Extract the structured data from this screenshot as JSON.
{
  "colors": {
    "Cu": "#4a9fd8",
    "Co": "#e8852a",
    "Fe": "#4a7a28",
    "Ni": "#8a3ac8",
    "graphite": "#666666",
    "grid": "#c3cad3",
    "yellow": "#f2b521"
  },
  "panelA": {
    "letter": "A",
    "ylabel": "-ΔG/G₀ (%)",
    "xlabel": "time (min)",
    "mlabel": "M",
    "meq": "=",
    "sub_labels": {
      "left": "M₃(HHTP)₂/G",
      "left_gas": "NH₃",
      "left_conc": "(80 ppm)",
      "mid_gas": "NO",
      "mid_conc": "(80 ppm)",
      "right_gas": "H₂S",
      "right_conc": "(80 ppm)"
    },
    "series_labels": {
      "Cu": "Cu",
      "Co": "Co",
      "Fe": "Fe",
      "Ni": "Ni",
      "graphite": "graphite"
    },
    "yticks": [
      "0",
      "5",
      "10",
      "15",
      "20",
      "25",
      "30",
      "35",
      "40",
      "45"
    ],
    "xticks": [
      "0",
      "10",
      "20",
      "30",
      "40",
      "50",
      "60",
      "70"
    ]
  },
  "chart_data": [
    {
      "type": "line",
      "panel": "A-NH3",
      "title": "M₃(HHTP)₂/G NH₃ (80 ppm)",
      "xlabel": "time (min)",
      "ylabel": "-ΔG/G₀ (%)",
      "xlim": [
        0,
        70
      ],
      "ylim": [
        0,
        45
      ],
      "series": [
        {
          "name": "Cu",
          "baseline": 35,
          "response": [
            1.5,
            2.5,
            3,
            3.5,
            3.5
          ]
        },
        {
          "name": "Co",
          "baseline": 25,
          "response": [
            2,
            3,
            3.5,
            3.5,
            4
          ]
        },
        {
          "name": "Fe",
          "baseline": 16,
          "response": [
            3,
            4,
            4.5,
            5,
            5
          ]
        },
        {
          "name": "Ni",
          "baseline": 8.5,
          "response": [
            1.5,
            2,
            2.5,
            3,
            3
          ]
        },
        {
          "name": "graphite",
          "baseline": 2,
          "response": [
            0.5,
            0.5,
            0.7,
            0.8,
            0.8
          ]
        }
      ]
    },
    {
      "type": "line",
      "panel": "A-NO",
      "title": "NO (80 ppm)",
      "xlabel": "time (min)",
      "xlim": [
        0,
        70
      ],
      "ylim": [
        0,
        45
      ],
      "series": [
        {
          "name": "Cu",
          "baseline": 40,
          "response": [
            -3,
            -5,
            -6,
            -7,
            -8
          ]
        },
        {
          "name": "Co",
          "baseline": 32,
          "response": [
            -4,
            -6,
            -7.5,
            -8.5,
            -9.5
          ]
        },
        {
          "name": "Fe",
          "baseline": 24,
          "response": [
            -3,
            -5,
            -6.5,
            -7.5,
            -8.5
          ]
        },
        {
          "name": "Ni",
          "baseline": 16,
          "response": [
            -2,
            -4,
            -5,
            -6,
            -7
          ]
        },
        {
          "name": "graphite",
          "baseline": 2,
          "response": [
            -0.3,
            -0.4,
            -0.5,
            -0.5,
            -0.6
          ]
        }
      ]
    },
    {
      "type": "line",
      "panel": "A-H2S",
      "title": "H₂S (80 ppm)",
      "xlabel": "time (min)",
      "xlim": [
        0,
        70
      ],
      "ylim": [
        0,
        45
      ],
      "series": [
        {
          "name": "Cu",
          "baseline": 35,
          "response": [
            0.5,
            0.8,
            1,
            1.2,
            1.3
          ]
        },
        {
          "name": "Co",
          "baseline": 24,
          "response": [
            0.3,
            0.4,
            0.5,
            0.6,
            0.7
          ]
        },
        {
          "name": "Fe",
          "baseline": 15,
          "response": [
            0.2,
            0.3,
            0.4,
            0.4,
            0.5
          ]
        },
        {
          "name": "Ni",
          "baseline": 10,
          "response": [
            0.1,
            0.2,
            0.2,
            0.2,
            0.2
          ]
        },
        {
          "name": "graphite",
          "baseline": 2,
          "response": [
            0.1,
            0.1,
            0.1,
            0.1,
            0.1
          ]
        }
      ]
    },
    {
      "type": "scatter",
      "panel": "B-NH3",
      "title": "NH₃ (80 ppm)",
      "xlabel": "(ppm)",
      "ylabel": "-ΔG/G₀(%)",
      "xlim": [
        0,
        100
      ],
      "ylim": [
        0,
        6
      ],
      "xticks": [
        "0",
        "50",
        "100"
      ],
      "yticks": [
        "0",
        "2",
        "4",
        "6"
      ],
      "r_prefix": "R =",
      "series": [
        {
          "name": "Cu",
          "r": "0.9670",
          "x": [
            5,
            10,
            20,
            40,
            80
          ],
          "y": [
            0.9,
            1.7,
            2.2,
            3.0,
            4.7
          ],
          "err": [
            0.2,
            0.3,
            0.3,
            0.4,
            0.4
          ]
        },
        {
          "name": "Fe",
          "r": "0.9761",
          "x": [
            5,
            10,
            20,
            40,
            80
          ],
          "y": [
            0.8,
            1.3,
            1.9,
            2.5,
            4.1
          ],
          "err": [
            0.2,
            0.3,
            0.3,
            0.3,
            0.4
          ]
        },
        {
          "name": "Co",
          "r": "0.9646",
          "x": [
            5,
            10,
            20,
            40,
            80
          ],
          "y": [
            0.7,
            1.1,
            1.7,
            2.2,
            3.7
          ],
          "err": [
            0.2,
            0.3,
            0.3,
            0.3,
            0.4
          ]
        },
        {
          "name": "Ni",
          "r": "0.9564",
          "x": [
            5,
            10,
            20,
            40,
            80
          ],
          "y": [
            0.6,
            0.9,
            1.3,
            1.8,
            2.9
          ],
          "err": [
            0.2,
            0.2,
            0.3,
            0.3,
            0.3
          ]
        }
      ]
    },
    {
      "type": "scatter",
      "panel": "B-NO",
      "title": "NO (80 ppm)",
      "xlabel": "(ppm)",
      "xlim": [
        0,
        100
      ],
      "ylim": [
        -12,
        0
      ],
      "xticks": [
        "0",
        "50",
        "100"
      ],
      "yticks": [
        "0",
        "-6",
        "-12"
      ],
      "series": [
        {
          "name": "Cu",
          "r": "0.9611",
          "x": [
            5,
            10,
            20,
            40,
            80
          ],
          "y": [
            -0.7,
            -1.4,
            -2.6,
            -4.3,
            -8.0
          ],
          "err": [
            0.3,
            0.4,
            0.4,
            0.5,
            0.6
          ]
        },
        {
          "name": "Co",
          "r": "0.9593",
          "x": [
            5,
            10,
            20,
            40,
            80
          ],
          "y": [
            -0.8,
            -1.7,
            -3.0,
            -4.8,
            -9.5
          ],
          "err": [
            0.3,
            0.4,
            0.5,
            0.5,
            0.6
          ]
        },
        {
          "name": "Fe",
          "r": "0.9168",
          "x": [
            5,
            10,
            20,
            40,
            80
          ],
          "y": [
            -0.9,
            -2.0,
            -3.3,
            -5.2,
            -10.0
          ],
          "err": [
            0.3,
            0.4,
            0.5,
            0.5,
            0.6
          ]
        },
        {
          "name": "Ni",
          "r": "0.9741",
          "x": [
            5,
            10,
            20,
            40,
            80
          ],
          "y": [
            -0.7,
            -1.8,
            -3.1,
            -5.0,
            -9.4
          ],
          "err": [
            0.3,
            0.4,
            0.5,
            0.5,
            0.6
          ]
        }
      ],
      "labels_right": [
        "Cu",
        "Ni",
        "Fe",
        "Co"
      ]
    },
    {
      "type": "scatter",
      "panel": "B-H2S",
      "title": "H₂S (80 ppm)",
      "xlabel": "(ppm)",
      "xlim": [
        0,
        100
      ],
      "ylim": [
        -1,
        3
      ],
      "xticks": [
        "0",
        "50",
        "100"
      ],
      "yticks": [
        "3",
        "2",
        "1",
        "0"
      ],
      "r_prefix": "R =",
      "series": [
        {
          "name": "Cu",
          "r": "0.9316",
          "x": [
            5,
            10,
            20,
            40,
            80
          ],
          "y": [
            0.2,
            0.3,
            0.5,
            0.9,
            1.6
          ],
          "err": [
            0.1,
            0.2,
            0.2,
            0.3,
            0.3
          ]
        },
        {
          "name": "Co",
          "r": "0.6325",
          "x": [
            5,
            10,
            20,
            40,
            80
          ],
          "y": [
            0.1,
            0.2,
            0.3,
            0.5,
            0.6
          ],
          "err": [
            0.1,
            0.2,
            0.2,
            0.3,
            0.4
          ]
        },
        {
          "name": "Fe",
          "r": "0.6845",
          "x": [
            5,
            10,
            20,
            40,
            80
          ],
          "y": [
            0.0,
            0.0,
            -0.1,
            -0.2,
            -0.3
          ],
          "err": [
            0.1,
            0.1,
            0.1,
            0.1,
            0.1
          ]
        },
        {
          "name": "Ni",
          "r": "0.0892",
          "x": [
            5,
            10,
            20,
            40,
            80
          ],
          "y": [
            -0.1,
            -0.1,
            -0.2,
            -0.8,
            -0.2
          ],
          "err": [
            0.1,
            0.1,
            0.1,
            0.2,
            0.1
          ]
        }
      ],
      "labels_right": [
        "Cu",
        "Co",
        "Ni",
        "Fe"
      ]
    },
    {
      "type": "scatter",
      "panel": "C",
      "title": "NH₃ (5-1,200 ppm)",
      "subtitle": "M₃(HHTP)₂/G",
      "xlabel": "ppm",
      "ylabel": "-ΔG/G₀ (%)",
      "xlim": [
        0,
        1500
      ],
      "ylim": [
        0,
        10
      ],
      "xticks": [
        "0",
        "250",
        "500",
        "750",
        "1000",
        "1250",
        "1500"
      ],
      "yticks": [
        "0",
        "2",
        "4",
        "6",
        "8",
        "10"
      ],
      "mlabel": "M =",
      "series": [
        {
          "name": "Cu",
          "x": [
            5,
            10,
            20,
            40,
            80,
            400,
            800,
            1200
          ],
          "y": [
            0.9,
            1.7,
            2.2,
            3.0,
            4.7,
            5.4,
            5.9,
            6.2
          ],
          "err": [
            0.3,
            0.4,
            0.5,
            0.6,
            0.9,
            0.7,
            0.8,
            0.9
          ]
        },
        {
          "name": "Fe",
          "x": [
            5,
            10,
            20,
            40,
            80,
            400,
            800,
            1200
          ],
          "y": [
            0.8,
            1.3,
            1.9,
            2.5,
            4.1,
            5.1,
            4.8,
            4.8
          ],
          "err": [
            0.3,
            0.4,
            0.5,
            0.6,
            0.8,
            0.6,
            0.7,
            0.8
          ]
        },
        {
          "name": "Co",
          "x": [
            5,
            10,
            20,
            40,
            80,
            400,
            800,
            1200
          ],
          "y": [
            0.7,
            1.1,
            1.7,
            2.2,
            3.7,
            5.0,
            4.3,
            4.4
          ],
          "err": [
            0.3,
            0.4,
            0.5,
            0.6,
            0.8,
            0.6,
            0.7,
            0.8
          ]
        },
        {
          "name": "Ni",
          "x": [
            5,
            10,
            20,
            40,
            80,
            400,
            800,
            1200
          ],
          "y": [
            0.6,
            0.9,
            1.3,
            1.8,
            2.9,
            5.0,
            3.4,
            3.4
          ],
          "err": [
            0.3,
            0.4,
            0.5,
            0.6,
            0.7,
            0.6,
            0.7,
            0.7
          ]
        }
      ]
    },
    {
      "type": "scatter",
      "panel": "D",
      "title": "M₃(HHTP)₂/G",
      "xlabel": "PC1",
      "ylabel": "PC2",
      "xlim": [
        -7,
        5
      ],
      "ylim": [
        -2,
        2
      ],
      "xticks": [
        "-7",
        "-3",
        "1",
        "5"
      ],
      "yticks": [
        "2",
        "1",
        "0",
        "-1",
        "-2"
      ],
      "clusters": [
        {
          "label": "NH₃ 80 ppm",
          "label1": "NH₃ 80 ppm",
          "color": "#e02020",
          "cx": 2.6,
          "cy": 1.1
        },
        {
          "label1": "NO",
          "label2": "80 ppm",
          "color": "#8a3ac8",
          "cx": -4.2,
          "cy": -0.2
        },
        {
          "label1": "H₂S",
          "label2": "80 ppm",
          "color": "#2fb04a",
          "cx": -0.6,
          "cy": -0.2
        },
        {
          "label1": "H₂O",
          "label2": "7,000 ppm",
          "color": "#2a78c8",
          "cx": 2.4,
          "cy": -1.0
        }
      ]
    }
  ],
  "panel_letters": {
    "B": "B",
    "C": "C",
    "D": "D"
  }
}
==========
» **Exercise**: Copy down every line of the entries containing the word "ylabel".

» **Problem solution**:
    "ylabel": "-ΔG/G₀ (%)",
      "ylabel": "-ΔG/G₀ (%)",
      "ylabel": "-ΔG/G₀(%)",
      "ylabel": "-ΔG/G₀ (%)",
      "ylabel": "PC2",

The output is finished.